Written problem:
Copy every line of the following data that includes the string "subtitle".

— Start —

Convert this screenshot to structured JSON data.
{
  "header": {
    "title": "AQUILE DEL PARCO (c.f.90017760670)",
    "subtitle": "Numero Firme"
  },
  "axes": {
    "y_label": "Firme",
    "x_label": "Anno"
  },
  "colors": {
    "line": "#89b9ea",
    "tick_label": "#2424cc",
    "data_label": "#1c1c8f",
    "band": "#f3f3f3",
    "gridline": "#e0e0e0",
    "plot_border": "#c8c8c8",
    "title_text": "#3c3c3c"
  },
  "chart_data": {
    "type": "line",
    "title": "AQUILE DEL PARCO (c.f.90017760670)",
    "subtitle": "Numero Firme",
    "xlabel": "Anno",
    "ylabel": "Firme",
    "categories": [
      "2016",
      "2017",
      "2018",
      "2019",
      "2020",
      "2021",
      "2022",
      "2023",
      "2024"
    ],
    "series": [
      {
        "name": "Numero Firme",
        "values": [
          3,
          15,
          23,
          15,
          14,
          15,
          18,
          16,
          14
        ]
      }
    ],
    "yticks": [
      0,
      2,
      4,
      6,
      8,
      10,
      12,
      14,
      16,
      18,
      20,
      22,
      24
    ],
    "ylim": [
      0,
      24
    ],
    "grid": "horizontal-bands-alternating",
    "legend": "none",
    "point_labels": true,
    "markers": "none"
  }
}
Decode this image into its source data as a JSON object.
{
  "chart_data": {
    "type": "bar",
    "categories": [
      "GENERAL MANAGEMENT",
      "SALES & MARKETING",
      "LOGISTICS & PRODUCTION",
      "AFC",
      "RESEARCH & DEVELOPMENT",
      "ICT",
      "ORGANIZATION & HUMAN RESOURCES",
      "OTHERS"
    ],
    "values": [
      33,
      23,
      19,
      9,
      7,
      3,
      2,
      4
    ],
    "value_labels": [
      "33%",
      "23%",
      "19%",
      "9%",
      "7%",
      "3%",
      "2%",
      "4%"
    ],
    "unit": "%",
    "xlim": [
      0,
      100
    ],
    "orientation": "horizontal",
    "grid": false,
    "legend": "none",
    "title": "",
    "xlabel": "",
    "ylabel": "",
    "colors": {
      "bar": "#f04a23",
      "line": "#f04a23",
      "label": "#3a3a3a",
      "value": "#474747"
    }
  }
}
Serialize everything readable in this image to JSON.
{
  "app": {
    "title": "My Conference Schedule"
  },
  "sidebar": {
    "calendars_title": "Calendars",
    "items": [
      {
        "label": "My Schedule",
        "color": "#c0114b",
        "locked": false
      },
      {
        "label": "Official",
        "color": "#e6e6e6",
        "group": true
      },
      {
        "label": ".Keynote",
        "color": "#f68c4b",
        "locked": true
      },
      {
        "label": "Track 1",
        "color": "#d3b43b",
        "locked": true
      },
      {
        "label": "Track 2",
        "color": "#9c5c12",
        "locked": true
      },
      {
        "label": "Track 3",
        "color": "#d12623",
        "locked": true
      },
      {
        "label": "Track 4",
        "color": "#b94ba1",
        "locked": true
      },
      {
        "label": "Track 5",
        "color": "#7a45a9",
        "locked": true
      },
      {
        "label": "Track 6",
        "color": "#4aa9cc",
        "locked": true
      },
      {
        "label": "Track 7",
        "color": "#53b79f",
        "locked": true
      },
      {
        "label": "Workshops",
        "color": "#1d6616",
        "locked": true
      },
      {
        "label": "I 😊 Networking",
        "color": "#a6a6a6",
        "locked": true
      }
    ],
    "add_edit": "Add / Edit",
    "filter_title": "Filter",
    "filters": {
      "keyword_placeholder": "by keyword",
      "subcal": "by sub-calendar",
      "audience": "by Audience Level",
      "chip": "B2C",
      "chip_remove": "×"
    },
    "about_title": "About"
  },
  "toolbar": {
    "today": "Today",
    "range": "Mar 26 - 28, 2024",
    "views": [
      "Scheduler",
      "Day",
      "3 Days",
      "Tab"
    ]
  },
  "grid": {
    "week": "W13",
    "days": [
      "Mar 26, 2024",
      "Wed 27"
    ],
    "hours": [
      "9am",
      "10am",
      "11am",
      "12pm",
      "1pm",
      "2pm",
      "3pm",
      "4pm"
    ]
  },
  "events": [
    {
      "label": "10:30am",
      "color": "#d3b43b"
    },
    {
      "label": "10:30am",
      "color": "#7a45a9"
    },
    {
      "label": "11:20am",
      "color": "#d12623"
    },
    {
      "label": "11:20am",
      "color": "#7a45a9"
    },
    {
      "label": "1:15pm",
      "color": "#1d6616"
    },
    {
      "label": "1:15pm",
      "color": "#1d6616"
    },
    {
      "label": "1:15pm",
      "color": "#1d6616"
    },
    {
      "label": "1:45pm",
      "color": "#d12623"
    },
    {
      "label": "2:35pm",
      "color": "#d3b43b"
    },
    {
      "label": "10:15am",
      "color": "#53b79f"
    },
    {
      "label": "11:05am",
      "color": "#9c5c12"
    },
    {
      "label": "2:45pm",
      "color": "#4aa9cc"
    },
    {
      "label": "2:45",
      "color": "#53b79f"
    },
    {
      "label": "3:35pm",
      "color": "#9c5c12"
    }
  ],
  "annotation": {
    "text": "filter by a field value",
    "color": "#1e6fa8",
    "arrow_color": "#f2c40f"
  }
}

— End —

Full solution:
    "subtitle": "Numero Firme"
    "subtitle": "Numero Firme",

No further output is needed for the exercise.